> **O que fazer**:
Responda às perguntas a seguir com base no texto sobre a sala de aula.
1. Quais são os três itens que, segundo o texto, formam o ambiente físico da sala de aula?
2. Qual é o título do post mais acessado do blog mencionado no texto?
3. O que os professores passarão a ser no futuro, em vez de guias do saber?

> **Documento de origem**:
******

Ao analisarmos o ambiente atual da sala de aula, parece que a única mudança que aconteceu foi o aluno, que agora é um ser digital, conectado, praticando uma nova linguagem, estabelecendo novos valores e com novas expectativas. Por outro lado, o ambiente físico da sala de aula continua o mesmo: com cadeiras, lousa e uma mesa na frente. O professor parece também continuar o mesmo: dono do conhecimento, guia do saber, senhor legislador daquela atmosfera, falando muito e ouvindo pouco. Os alunos, na maioria das vezes, ficam calados e absorvem conteúdo. Os professores, apesar de poucos metros de distância física dos alunos, parecem estar distantes. Eles não entendem a nova linguagem dos alunos, que usam um vocabulário diferente, construído na internet e num mundo que não quer perder tempo. O modelo tradicional de sala de aula envelheceu, não é estimulante e nem divertido. Os alunos se arrastam para as salas porque são obrigados. Não é por acaso que o post mais acessado do meu blog (desde seu início!!) é aquele chamado “A sala de aula vista por um adolescente“. Por outro lado, também já publicado em post passado, vários professores me disseram que não estão preparados para este mundo novo, não se sentem em condições de iniciar esta transformação e reclamam do comportamento e interesse dos alunos.

O papel do professor precisa mudar. Num futuro não muito distante os professores deixarão de ser guias do saber e passarão a ser facilitadores, mediadores e estimuladores do debate e da colaboração livre e espontânea. Eles reconhecerão que a decoreba não é importante, mas sim o raciocínio e a capacidade de resolver problemas. Professores e alunos aprenderão uns com os outros, de igual para igual. Acabará também a velha retórica que é na sala de aula que a gente aprende. Atualmente nós aprendemos em qualquer lugar, a qualquer hora, em qualquer dia, a web trouxe o mundo às nossas mãos. Compartilhamos conhecimento e falamos uns com outros sem limite de geografia ou horário. Está tudo misturado.  Portanto a sala de aula sairá das fronteiras das quatro paredes e permeará o dia a dia. O estudo e aprendizado será feito em casa, na rua, em qualquer cantinho. A escola do futuro será um local de experimentação e debate, onde o professor atuará como articulador. Enfim, a dinâmica da aula mudará radicalmente.

Fisicamente a sala de aula também mudará. Um dia teremos lousas eletrônicas, acesso livre e estimulado à internet, bem como tecnologias digitais sociais para compartilhamento de conteúdo que vão fazer as novas gerações rirem de como eram as provas que os professores aplicavam aos alunos no passado.

******

> **Linhas fornecidas**:
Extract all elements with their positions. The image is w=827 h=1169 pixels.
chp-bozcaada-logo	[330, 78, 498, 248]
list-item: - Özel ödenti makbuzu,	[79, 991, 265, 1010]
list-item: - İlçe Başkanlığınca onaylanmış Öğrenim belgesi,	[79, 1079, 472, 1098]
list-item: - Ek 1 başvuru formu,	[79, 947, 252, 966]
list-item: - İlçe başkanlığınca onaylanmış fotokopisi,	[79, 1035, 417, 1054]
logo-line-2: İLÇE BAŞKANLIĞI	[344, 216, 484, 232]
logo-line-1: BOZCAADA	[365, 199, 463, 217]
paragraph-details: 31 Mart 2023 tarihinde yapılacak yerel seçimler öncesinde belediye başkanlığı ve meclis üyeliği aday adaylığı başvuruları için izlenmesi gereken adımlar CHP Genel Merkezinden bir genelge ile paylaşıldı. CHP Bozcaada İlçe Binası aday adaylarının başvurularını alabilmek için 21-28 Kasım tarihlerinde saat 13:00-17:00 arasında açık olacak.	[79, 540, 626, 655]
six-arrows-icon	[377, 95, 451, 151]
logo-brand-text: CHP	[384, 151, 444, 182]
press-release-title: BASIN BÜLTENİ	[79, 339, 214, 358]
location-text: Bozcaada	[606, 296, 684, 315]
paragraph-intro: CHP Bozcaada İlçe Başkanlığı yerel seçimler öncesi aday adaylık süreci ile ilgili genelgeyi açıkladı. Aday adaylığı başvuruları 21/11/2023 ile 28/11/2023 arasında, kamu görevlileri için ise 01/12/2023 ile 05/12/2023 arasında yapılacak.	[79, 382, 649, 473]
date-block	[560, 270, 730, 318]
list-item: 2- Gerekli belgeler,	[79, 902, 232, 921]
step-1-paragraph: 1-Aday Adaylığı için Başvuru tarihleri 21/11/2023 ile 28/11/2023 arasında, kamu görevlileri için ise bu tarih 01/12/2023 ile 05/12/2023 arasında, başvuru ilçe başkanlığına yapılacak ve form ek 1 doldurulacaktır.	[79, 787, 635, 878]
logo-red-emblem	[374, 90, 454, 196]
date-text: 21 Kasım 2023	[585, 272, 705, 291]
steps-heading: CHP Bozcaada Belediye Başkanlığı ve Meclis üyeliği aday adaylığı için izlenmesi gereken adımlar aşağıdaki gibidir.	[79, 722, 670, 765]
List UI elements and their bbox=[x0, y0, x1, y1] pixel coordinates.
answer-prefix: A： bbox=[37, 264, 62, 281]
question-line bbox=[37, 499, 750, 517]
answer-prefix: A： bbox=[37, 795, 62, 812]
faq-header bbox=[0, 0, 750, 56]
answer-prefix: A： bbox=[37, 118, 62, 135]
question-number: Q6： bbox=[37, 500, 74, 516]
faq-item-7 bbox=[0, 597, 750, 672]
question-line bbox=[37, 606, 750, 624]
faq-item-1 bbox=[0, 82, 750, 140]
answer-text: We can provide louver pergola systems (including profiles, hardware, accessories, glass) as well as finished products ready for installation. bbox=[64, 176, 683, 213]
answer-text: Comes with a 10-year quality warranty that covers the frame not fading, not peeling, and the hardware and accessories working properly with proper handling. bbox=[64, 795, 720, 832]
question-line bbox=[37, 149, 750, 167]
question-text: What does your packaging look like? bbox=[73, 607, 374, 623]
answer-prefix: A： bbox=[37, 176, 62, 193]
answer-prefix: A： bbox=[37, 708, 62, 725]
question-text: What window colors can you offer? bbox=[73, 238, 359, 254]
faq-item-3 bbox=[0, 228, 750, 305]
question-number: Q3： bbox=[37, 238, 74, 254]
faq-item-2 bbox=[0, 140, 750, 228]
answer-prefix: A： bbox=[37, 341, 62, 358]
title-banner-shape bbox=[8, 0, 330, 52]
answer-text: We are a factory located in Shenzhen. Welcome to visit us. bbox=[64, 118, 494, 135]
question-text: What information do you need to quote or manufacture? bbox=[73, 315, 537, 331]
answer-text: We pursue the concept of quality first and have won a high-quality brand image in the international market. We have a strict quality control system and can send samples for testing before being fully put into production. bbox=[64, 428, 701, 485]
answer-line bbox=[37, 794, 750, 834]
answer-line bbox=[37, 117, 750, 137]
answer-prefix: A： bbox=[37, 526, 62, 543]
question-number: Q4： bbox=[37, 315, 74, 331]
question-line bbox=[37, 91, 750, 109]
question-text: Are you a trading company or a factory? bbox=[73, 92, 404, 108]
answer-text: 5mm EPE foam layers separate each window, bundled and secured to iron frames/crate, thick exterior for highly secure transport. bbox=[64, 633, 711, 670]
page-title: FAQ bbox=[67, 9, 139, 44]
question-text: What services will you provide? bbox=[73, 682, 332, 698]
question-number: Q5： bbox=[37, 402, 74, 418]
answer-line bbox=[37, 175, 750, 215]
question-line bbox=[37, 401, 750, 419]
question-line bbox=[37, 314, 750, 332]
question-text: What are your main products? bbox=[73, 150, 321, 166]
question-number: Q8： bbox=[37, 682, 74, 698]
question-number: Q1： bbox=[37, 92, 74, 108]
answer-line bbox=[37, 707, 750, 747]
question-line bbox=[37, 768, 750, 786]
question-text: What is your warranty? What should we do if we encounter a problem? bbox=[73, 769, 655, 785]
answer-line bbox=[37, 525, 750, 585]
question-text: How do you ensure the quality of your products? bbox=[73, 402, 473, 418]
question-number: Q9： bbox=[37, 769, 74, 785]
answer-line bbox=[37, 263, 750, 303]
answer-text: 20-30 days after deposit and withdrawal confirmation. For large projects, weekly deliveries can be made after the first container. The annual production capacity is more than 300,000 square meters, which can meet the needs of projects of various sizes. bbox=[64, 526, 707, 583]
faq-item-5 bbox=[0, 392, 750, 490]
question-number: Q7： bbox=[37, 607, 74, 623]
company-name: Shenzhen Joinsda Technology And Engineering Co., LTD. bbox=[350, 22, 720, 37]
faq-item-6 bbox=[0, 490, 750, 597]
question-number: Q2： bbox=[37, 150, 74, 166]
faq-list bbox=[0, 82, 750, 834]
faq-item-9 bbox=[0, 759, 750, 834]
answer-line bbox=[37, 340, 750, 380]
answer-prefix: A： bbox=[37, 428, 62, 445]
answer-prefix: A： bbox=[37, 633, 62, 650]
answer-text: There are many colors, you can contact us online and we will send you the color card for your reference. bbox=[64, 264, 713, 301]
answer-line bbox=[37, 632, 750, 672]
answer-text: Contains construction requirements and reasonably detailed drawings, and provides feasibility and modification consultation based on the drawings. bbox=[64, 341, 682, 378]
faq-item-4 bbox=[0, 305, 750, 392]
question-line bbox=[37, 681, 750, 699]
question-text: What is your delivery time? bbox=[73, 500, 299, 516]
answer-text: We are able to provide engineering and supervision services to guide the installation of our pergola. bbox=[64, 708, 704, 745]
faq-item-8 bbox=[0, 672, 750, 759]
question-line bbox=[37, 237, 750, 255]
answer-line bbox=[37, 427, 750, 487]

******

> **Resposta abaixo**:
1. Cadeiras, lousa e uma mesa na frente.
2. “A sala de aula vista por um adolescente”.
3. Facilitadores, mediadores e estimuladores do debate e da colaboração livre e espontânea.